## RECORDS FOR PROCESSING
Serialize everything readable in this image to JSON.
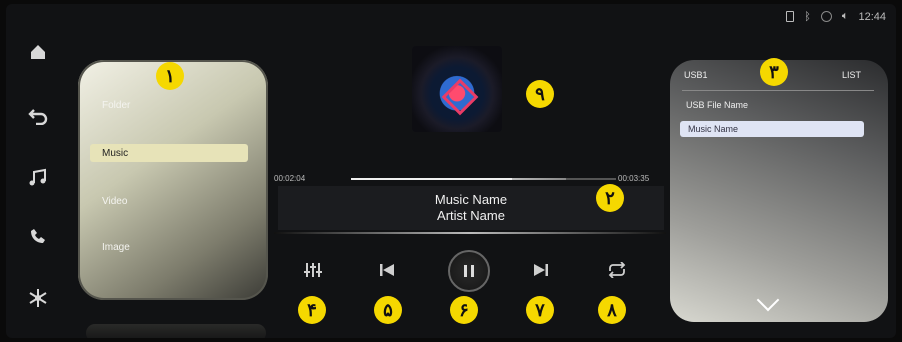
{
  "status": {
    "time": "12:44",
    "icons": [
      "sd-card-icon",
      "bluetooth-icon",
      "circle-icon",
      "volume-icon"
    ]
  },
  "nav": {
    "items": [
      {
        "name": "home-icon",
        "glyph": "⌂"
      },
      {
        "name": "back-icon",
        "glyph": "↩"
      },
      {
        "name": "music-icon",
        "glyph": "♫"
      },
      {
        "name": "phone-icon",
        "glyph": "✆"
      },
      {
        "name": "climate-icon",
        "glyph": "❄"
      }
    ]
  },
  "source_menu": {
    "items": [
      "Folder",
      "Music",
      "Video",
      "Image"
    ],
    "selected": "Music"
  },
  "player": {
    "elapsed": "00:02:04",
    "total": "00:03:35",
    "progress_fraction": 0.75,
    "track_title": "Music Name",
    "artist": "Artist Name"
  },
  "controls": {
    "eq_glyph": "⫶",
    "prev_glyph": "⏮",
    "pause_glyph": "❚❚",
    "next_glyph": "⏭",
    "repeat_glyph": "⟳"
  },
  "file_panel": {
    "tab_source": "USB1",
    "tab_list": "LIST",
    "file_name": "USB File Name",
    "selected_item": "Music Name"
  },
  "badges": {
    "b1": "۱",
    "b2": "۲",
    "b3": "۳",
    "b4": "۴",
    "b5": "۵",
    "b6": "۶",
    "b7": "۷",
    "b8": "۸",
    "b9": "۹"
  }
}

## EXERCISE TASK
Every line above should be returned exactly; the pictures stay out.

## THE RESULT
Serialize everything readable in this image to JSON.
{
  "status": {
    "time": "12:44",
    "icons": [
      "sd-card-icon",
      "bluetooth-icon",
      "circle-icon",
      "volume-icon"
    ]
  },
  "nav": {
    "items": [
      {
        "name": "home-icon",
        "glyph": "⌂"
      },
      {
        "name": "back-icon",
        "glyph": "↩"
      },
      {
        "name": "music-icon",
        "glyph": "♫"
      },
      {
        "name": "phone-icon",
        "glyph": "✆"
      },
      {
        "name": "climate-icon",
        "glyph": "❄"
      }
    ]
  },
  "source_menu": {
    "items": [
      "Folder",
      "Music",
      "Video",
      "Image"
    ],
    "selected": "Music"
  },
  "player": {
    "elapsed": "00:02:04",
    "total": "00:03:35",
    "progress_fraction": 0.75,
    "track_title": "Music Name",
    "artist": "Artist Name"
  },
  "controls": {
    "eq_glyph": "⫶",
    "prev_glyph": "⏮",
    "pause_glyph": "❚❚",
    "next_glyph": "⏭",
    "repeat_glyph": "⟳"
  },
  "file_panel": {
    "tab_source": "USB1",
    "tab_list": "LIST",
    "file_name": "USB File Name",
    "selected_item": "Music Name"
  },
  "badges": {
    "b1": "۱",
    "b2": "۲",
    "b3": "۳",
    "b4": "۴",
    "b5": "۵",
    "b6": "۶",
    "b7": "۷",
    "b8": "۸",
    "b9": "۹"
  }
}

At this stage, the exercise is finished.